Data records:
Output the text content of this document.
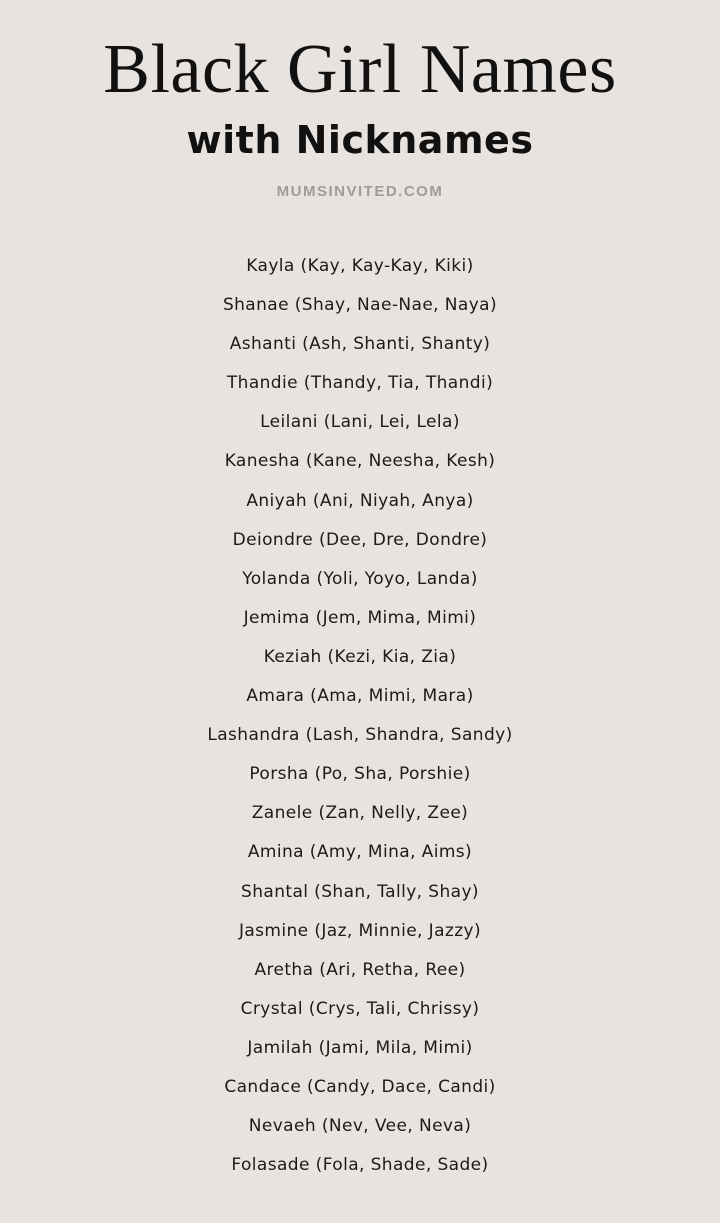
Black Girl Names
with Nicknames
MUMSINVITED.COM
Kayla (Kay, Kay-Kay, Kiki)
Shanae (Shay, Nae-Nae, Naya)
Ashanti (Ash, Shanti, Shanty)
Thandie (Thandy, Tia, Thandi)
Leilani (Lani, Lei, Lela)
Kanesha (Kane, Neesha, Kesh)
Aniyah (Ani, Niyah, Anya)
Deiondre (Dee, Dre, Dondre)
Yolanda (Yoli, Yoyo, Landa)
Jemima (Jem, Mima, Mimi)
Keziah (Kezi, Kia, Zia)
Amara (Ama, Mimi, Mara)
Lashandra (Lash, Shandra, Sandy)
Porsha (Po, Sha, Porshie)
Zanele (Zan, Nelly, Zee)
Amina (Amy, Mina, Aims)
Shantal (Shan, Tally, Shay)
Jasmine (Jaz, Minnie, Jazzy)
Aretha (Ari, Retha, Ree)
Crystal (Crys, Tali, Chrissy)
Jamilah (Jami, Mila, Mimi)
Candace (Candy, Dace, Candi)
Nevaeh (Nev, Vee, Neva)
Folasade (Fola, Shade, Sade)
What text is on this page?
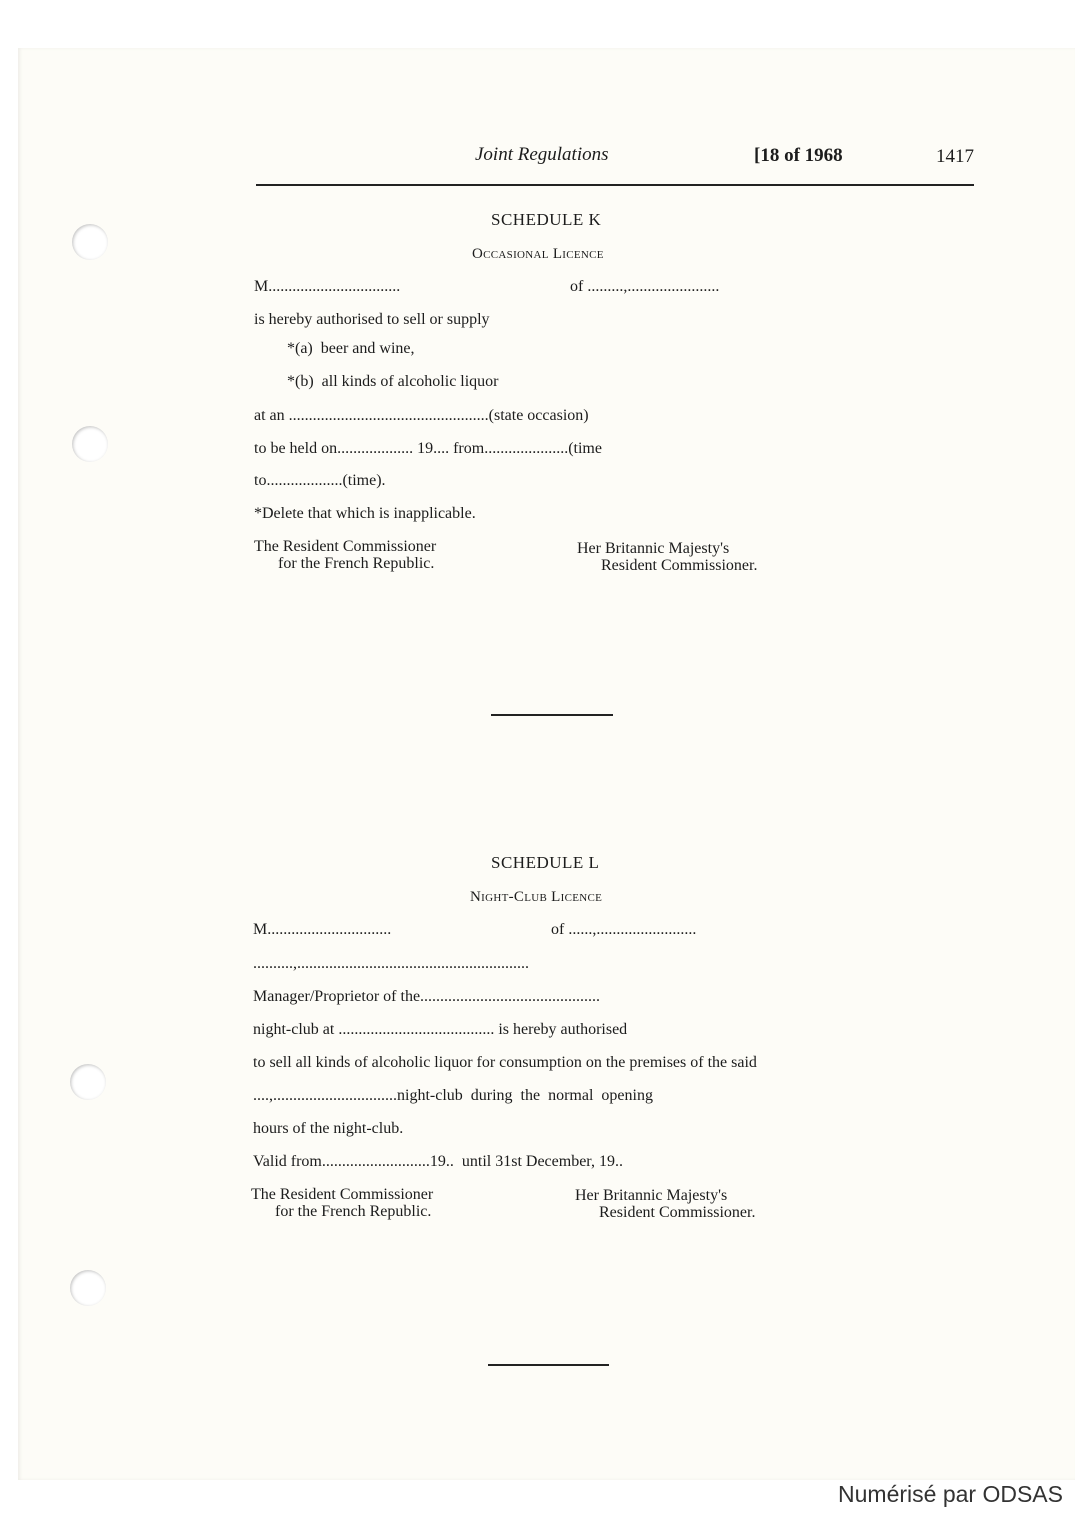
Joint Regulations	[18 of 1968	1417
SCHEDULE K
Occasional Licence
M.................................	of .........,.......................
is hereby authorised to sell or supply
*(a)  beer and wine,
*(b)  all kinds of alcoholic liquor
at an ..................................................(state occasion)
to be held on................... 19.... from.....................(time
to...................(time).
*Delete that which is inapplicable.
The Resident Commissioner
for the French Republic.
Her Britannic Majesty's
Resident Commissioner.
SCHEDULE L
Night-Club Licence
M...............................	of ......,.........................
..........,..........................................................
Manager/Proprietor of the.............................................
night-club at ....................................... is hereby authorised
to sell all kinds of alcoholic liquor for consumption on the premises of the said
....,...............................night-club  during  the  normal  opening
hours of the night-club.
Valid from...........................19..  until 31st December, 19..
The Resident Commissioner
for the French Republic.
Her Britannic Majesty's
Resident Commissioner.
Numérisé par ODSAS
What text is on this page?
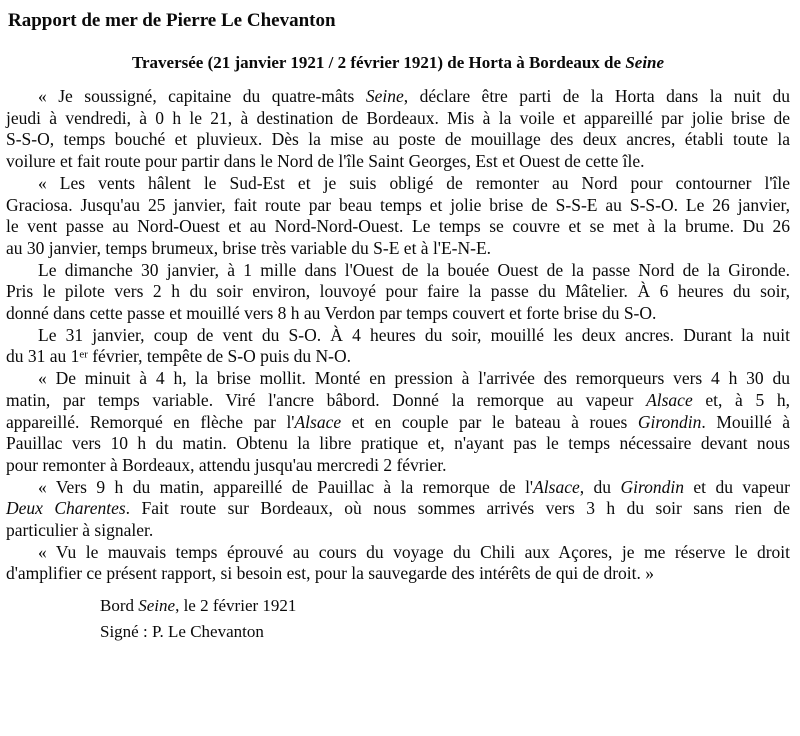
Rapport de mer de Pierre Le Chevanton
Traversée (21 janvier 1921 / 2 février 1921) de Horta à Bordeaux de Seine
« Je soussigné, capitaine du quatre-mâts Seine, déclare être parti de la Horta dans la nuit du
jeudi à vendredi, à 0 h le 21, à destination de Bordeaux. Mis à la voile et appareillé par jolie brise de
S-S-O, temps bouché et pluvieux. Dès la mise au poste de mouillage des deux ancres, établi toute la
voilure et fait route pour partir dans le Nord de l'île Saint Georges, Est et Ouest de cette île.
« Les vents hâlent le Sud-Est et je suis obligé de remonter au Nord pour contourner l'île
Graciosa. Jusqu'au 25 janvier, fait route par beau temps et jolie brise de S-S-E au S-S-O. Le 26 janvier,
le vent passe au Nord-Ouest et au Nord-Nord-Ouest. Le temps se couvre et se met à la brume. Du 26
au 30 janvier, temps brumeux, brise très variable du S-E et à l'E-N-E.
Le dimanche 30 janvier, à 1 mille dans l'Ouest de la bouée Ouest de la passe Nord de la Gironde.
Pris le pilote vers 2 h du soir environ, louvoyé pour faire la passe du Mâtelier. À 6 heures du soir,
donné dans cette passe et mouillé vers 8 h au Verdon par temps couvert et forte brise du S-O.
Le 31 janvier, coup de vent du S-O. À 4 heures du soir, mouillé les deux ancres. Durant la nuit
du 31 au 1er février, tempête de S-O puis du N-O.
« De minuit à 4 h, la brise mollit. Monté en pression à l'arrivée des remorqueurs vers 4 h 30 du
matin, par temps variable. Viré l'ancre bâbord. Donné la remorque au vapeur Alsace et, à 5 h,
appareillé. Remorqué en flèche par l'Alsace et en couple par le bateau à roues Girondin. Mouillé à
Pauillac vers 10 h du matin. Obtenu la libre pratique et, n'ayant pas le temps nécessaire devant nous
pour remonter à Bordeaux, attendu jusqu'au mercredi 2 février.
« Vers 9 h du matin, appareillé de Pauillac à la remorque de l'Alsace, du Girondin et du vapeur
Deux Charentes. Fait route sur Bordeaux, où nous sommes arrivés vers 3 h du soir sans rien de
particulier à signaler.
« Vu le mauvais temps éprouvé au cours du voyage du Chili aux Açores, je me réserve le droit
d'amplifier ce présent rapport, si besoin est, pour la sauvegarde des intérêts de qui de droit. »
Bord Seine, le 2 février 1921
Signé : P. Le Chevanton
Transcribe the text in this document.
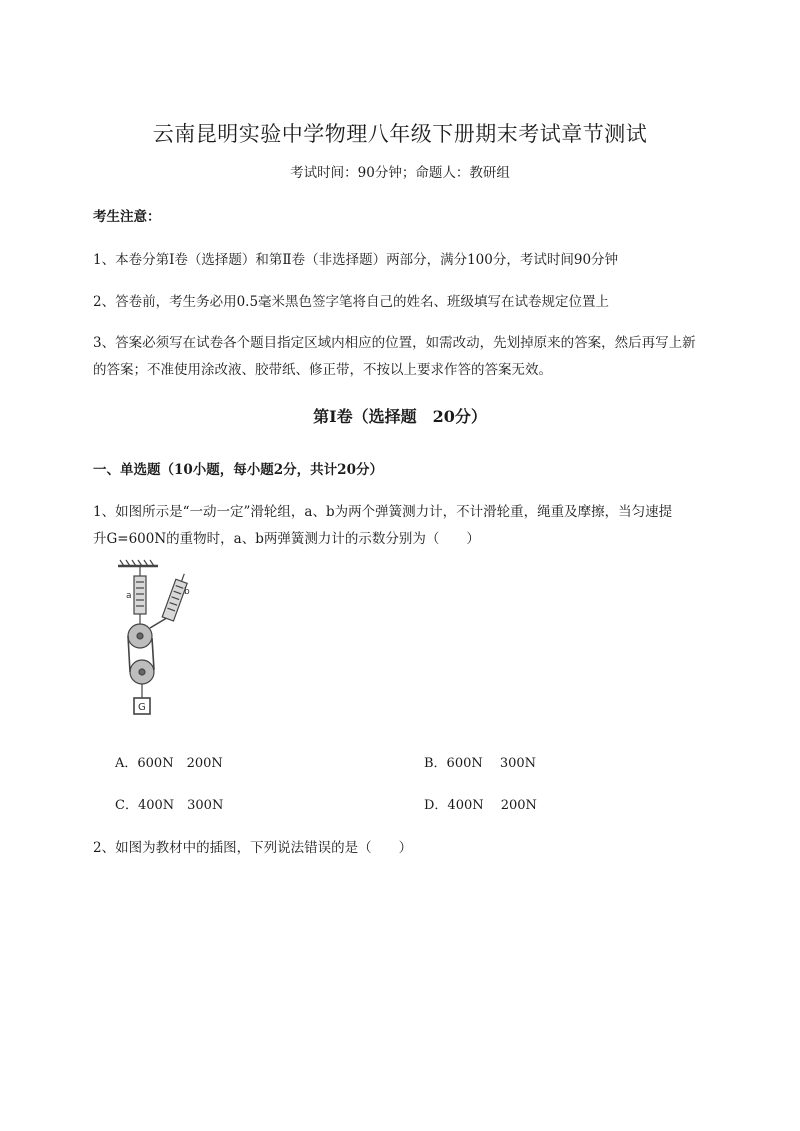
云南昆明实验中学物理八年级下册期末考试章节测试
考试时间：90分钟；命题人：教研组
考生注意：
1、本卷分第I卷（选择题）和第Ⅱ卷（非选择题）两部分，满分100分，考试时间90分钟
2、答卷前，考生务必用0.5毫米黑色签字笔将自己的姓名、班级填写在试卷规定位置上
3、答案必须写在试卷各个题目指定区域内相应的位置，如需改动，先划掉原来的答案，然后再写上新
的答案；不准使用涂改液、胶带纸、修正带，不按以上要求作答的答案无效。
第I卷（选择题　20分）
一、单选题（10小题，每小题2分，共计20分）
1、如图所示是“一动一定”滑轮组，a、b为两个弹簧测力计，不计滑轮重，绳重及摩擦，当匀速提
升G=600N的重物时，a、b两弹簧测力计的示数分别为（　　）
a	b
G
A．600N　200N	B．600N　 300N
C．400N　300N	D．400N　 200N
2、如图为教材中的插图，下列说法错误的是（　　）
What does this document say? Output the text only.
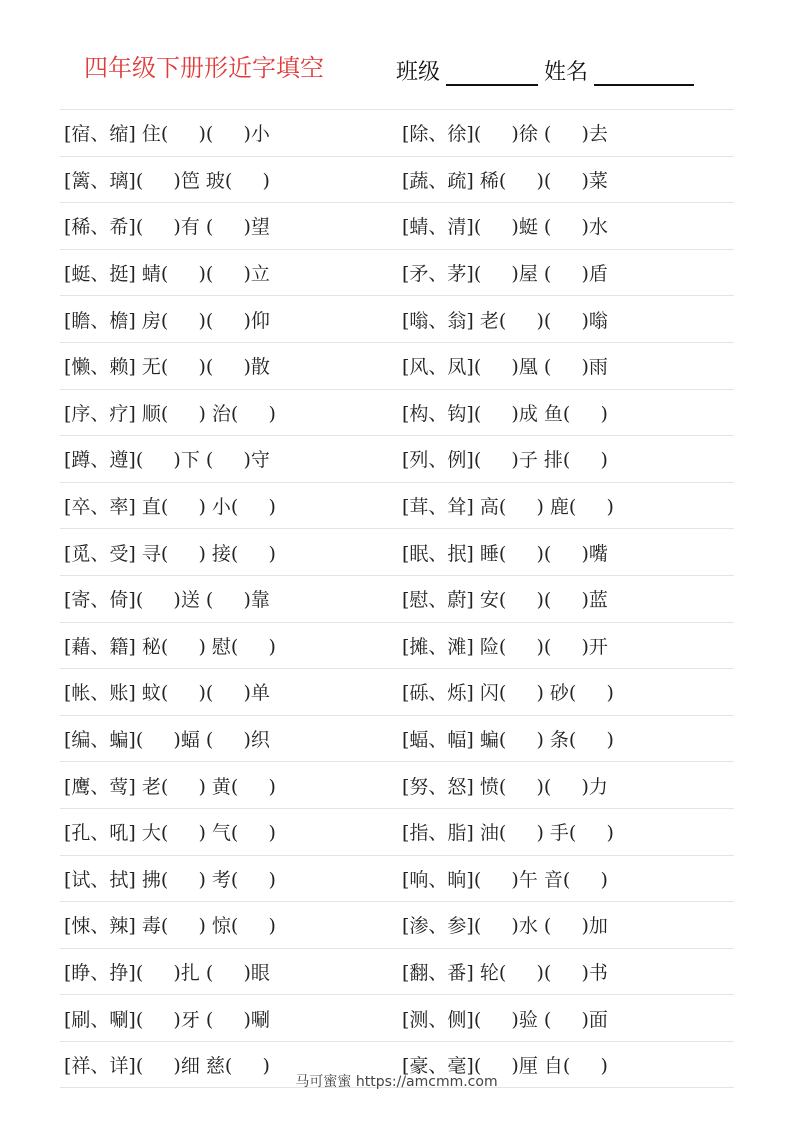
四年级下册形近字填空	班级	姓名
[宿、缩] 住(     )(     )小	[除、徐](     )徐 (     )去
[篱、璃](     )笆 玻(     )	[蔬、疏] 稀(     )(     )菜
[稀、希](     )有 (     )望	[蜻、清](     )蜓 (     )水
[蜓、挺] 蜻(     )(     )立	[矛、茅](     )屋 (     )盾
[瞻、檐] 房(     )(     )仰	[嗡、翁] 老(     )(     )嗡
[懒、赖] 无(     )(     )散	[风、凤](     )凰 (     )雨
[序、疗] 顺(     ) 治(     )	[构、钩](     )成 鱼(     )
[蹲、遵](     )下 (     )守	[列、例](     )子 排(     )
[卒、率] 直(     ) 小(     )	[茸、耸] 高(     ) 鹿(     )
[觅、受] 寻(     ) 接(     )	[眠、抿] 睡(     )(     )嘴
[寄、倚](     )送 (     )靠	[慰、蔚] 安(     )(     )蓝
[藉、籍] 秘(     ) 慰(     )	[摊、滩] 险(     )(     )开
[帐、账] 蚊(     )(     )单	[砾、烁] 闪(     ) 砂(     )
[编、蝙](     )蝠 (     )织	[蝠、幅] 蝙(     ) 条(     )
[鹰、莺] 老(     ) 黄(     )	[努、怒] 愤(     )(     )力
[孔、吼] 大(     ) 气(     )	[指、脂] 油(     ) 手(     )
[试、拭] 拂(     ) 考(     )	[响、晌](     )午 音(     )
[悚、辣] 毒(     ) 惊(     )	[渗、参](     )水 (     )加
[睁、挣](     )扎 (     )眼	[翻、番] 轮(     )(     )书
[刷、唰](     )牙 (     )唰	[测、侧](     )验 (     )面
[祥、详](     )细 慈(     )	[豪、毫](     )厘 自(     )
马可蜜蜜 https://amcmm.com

Exercise requirements
Do not include pictures. Copy only the lines running from the line with "What does this" through the last line of the records, exactly as they appear.

Task answer
What does this document say? Output the text only.
四年级下册形近字填空	班级	姓名
[宿、缩] 住(     )(     )小	[除、徐](     )徐 (     )去
[篱、璃](     )笆 玻(     )	[蔬、疏] 稀(     )(     )菜
[稀、希](     )有 (     )望	[蜻、清](     )蜓 (     )水
[蜓、挺] 蜻(     )(     )立	[矛、茅](     )屋 (     )盾
[瞻、檐] 房(     )(     )仰	[嗡、翁] 老(     )(     )嗡
[懒、赖] 无(     )(     )散	[风、凤](     )凰 (     )雨
[序、疗] 顺(     ) 治(     )	[构、钩](     )成 鱼(     )
[蹲、遵](     )下 (     )守	[列、例](     )子 排(     )
[卒、率] 直(     ) 小(     )	[茸、耸] 高(     ) 鹿(     )
[觅、受] 寻(     ) 接(     )	[眠、抿] 睡(     )(     )嘴
[寄、倚](     )送 (     )靠	[慰、蔚] 安(     )(     )蓝
[藉、籍] 秘(     ) 慰(     )	[摊、滩] 险(     )(     )开
[帐、账] 蚊(     )(     )单	[砾、烁] 闪(     ) 砂(     )
[编、蝙](     )蝠 (     )织	[蝠、幅] 蝙(     ) 条(     )
[鹰、莺] 老(     ) 黄(     )	[努、怒] 愤(     )(     )力
[孔、吼] 大(     ) 气(     )	[指、脂] 油(     ) 手(     )
[试、拭] 拂(     ) 考(     )	[响、晌](     )午 音(     )
[悚、辣] 毒(     ) 惊(     )	[渗、参](     )水 (     )加
[睁、挣](     )扎 (     )眼	[翻、番] 轮(     )(     )书
[刷、唰](     )牙 (     )唰	[测、侧](     )验 (     )面
[祥、详](     )细 慈(     )	[豪、毫](     )厘 自(     )
马可蜜蜜 https://amcmm.com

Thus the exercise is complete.